Source extract:
* * *

Distinct Values Queries

Problem Overview

Attribute Value
Difficulty Hard
Category Range Queries
Time Limit 1 second
Key Technique Offline Processing + BIT / Mo’s Algorithm
CSES Link Distinct Values Queries

Learning Goals

After solving this problem, you will be able to:

  • Apply offline query processing to transform a hard problem into a manageable one
  • Use Binary Indexed Tree (BIT) for efficient range sum queries
  • Track “last occurrence” of elements to avoid double counting
  • Implement Mo’s algorithm as an alternative approach
  • Recognize when sorting queries by right endpoint is beneficial

Problem Statement

Problem: Given an array of n integers and q queries, for each query (l, r), count the number of distinct values in the subarray from index l to r (inclusive).

Input:

  • Line 1: Two integers n and q (array size and number of queries)
  • Line 2: n integers (the array elements)
  • Next q lines: Two integers l and r for each query (1-indexed)

Output:

  • q lines: The number of distinct values in each queried range

Constraints:

  • 1 <= n, q <= 2 * 10^5
  • 1 <= arr[i] <= 10^9
  • 1 <= l <= r <= n

Example

Input:
5 3
3 2 3 1 2
1 3
2 4
1 5

Output:
2
3
3

Explanation:

  • Query (1,3): Subarray [3, 2, 3] has distinct values {2, 3} = 2 distinct
  • Query (2,4): Subarray [2, 3, 1] has distinct values {1, 2, 3} = 3 distinct
  • Query (1,5): Subarray [3, 2, 3, 1, 2] has distinct values {1, 2, 3} = 3 distinct

Intuition: How to Think About This Problem

Pattern Recognition

Key Question: How do we count distinct elements efficiently when we cannot merge segment tree nodes?

* * *

Tasks to complete:
[1] Summarize the distinct values queries page above in two sentences.
[2] In the example on the distinct values queries page, how many distinct values does the subarray for query (2,4) contain?
[3] Return the part of the distinct values queries page that opens with the words containing "Problem: Given an" and closes with "each query (1-indexed)".

* * *

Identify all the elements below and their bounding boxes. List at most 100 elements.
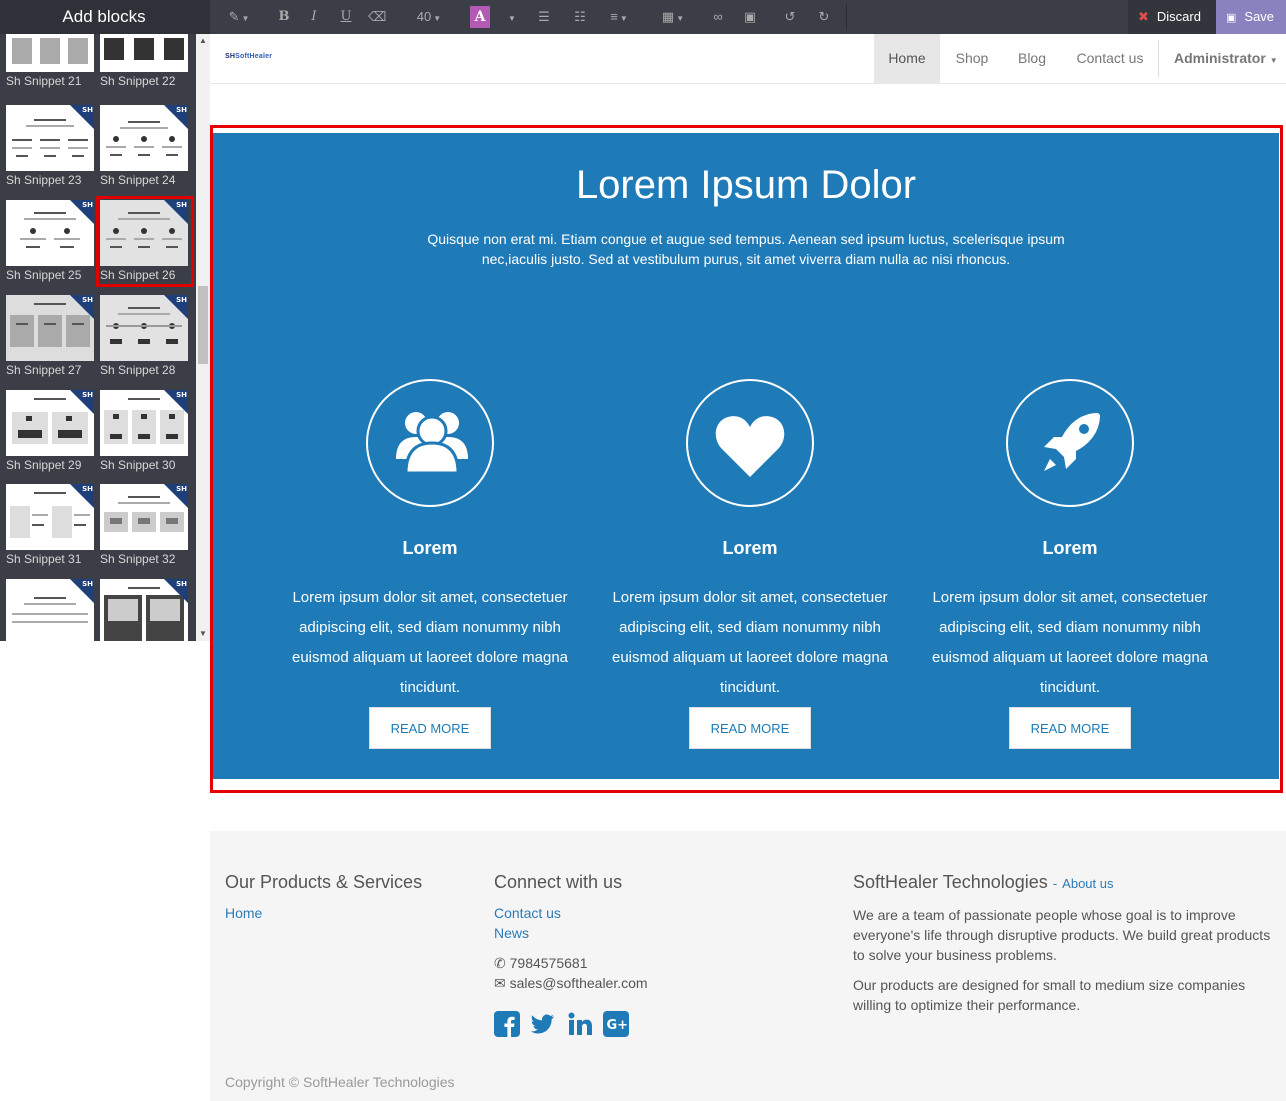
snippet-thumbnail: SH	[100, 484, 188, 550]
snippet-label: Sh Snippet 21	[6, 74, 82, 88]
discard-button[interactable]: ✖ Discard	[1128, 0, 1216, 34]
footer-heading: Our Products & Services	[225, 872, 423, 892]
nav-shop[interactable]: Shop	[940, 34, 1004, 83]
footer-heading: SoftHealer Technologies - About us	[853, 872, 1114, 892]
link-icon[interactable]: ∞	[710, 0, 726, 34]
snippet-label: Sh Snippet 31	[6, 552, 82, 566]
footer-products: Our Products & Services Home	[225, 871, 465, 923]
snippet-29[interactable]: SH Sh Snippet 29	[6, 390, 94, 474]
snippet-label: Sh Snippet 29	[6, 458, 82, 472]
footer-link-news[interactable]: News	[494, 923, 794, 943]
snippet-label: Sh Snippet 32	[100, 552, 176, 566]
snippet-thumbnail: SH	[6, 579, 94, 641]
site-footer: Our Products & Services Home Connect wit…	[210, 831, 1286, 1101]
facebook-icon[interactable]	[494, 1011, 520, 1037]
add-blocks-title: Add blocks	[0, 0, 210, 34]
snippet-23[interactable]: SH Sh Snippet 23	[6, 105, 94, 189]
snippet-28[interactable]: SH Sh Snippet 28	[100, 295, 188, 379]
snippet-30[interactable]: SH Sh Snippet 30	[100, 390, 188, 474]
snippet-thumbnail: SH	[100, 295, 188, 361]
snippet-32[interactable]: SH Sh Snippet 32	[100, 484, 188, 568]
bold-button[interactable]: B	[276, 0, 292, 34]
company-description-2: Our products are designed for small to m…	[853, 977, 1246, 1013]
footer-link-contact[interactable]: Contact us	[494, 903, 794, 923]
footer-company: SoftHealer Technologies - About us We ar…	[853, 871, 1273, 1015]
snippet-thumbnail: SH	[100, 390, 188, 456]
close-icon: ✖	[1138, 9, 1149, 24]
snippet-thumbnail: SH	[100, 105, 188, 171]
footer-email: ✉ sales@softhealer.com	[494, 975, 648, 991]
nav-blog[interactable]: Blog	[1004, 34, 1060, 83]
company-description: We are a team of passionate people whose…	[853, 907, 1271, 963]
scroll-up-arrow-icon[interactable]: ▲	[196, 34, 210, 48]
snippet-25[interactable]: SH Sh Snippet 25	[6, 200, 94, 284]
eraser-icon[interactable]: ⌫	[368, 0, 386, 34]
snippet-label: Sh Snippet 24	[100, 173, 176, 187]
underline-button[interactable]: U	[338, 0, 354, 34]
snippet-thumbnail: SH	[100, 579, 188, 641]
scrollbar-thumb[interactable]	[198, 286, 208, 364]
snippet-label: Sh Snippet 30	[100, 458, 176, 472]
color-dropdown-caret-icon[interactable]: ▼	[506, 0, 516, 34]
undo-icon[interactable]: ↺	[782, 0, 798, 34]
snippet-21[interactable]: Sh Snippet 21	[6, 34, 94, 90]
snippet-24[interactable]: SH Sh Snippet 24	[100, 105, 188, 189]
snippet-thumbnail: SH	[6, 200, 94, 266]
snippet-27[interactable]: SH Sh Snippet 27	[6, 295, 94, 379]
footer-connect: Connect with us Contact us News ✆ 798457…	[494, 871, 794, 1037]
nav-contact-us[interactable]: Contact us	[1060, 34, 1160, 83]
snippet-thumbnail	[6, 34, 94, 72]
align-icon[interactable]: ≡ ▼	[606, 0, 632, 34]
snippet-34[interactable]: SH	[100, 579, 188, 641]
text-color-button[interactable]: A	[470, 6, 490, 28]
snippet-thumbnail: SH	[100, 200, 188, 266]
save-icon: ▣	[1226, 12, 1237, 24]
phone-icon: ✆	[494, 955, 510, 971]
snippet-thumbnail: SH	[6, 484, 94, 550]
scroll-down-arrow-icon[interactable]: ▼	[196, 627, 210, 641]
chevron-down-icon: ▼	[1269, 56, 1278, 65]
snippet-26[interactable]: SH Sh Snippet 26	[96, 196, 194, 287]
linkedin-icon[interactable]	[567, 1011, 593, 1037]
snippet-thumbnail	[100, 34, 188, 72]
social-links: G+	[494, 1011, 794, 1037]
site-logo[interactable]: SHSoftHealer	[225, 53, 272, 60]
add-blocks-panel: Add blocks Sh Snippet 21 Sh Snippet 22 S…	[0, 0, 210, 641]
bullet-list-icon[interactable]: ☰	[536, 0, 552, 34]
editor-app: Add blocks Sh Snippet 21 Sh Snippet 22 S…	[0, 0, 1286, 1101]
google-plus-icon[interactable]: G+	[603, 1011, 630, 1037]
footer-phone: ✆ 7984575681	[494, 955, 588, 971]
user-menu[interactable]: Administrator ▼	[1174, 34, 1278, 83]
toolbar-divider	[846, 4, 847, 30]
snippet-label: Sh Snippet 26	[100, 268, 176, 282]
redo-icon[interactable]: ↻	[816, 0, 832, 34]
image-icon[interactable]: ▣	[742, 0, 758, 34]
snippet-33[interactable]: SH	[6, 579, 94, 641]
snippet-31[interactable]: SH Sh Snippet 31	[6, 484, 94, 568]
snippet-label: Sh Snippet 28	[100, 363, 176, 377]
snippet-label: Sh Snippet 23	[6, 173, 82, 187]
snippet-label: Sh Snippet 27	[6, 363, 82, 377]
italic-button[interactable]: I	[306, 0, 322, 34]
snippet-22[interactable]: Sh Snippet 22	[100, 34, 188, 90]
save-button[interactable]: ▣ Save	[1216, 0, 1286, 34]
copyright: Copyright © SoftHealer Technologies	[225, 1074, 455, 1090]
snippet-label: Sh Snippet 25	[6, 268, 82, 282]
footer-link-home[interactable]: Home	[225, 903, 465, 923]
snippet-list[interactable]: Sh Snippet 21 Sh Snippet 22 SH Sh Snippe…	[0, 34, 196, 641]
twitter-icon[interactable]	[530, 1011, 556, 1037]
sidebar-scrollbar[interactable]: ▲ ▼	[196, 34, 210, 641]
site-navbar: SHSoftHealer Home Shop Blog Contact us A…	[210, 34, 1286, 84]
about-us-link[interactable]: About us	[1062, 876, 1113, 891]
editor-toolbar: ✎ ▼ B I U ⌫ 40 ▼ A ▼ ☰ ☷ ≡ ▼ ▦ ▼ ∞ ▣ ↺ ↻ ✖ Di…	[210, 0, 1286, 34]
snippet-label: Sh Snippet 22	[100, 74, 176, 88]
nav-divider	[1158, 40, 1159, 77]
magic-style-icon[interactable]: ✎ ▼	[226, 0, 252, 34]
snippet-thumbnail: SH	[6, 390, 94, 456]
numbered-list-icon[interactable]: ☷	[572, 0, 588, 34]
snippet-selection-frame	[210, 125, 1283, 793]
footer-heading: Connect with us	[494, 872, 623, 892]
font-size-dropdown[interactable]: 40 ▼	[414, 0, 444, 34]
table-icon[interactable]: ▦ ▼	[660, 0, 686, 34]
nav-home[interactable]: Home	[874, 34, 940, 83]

* * *

The replies:
[1] The page presents Distinct Values Queries, a hard range-query problem: given an array of n integers and q queries (l, r), count the distinct values in each subarray from l to r inclusive. It names offline processing with a Binary Indexed Tree or Mo's algorithm as the key technique, with n and q up to 2 * 10^5 and a time limit of 1 second.

[2] Three: {1, 2, 3}, from the subarray [2, 3, 1].

[3]
Problem: Given an array of n integers and q queries, for each query (l, r), count the number of distinct values in the subarray from index l to r (inclusive).

Input:

  • Line 1: Two integers n and q (array size and number of queries)
  • Line 2: n integers (the array elements)
  • Next q lines: Two integers l and r for each query (1-indexed)